[Task to complete] Output the entries word for word. Omit images.

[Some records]
☆ ☆ ☆
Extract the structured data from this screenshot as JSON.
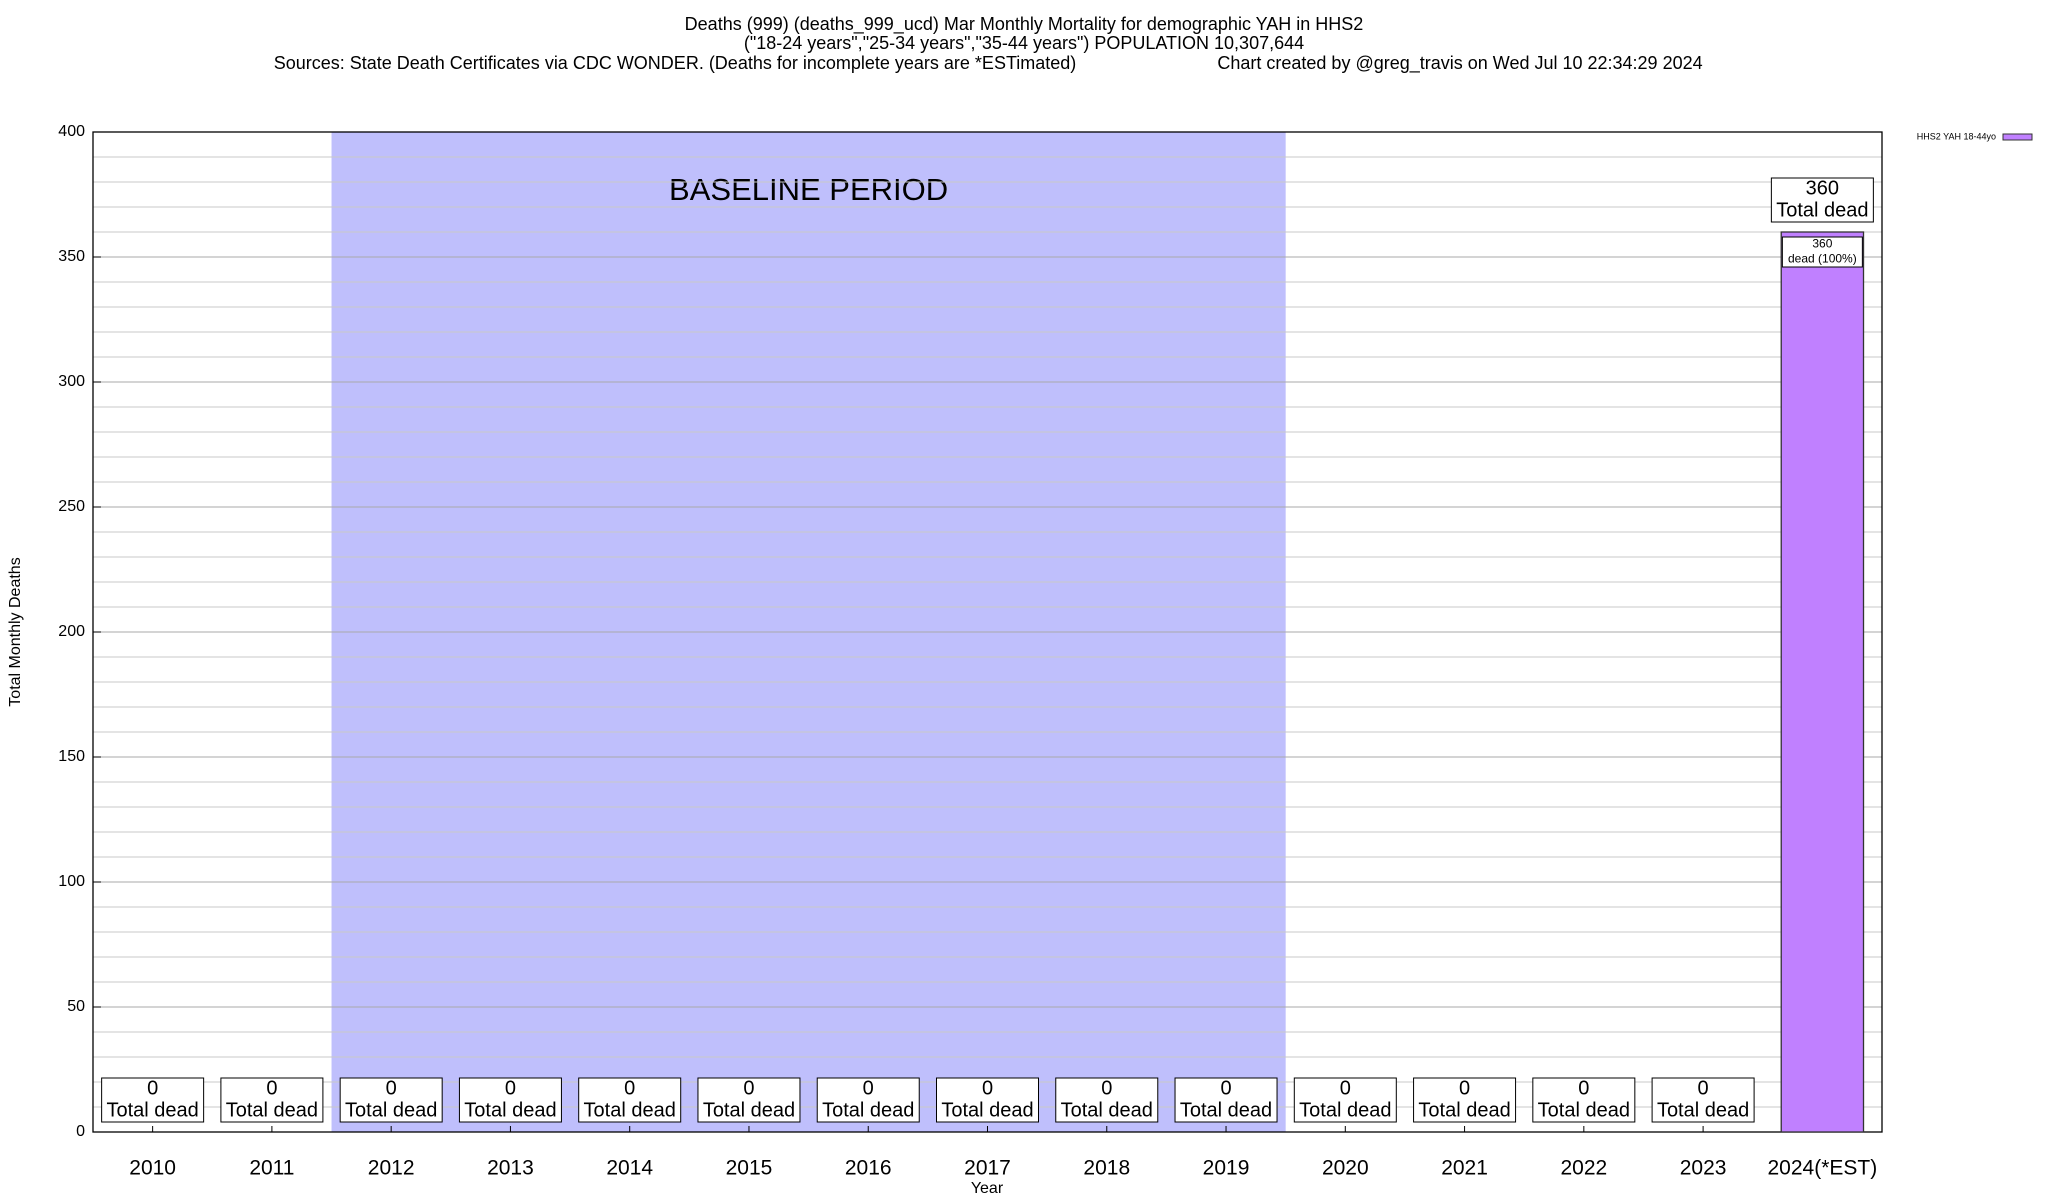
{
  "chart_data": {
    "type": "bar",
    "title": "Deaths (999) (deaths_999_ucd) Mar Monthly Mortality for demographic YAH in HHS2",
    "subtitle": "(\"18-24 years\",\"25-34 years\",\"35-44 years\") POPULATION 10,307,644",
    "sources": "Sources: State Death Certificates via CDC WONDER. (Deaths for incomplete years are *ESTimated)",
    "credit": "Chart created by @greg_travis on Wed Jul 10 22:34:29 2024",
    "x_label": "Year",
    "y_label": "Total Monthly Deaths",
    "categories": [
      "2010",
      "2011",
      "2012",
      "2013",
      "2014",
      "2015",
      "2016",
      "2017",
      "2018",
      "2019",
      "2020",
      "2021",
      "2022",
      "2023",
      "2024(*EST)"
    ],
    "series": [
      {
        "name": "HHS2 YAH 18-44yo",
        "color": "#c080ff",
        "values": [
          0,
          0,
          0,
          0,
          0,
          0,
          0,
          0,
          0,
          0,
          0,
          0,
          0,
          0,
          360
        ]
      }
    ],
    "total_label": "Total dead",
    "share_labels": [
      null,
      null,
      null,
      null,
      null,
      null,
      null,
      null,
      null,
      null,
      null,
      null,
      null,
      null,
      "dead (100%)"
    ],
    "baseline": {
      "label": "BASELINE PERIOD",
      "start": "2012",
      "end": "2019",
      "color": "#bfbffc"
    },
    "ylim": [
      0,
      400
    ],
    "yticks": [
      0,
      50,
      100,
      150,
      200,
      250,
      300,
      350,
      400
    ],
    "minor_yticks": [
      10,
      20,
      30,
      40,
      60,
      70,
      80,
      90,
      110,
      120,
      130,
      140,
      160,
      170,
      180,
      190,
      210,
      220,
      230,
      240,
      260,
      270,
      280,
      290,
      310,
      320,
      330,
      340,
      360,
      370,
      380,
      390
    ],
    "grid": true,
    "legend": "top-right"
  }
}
☆ ☆ ☆
[Answer for the task]
Extract the structured data from this screenshot as JSON.
{
  "chart_data": {
    "type": "bar",
    "title": "Deaths (999) (deaths_999_ucd) Mar Monthly Mortality for demographic YAH in HHS2",
    "subtitle": "(\"18-24 years\",\"25-34 years\",\"35-44 years\") POPULATION 10,307,644",
    "sources": "Sources: State Death Certificates via CDC WONDER. (Deaths for incomplete years are *ESTimated)",
    "credit": "Chart created by @greg_travis on Wed Jul 10 22:34:29 2024",
    "x_label": "Year",
    "y_label": "Total Monthly Deaths",
    "categories": [
      "2010",
      "2011",
      "2012",
      "2013",
      "2014",
      "2015",
      "2016",
      "2017",
      "2018",
      "2019",
      "2020",
      "2021",
      "2022",
      "2023",
      "2024(*EST)"
    ],
    "series": [
      {
        "name": "HHS2 YAH 18-44yo",
        "color": "#c080ff",
        "values": [
          0,
          0,
          0,
          0,
          0,
          0,
          0,
          0,
          0,
          0,
          0,
          0,
          0,
          0,
          360
        ]
      }
    ],
    "total_label": "Total dead",
    "share_labels": [
      null,
      null,
      null,
      null,
      null,
      null,
      null,
      null,
      null,
      null,
      null,
      null,
      null,
      null,
      "dead (100%)"
    ],
    "baseline": {
      "label": "BASELINE PERIOD",
      "start": "2012",
      "end": "2019",
      "color": "#bfbffc"
    },
    "ylim": [
      0,
      400
    ],
    "yticks": [
      0,
      50,
      100,
      150,
      200,
      250,
      300,
      350,
      400
    ],
    "minor_yticks": [
      10,
      20,
      30,
      40,
      60,
      70,
      80,
      90,
      110,
      120,
      130,
      140,
      160,
      170,
      180,
      190,
      210,
      220,
      230,
      240,
      260,
      270,
      280,
      290,
      310,
      320,
      330,
      340,
      360,
      370,
      380,
      390
    ],
    "grid": true,
    "legend": "top-right"
  }
}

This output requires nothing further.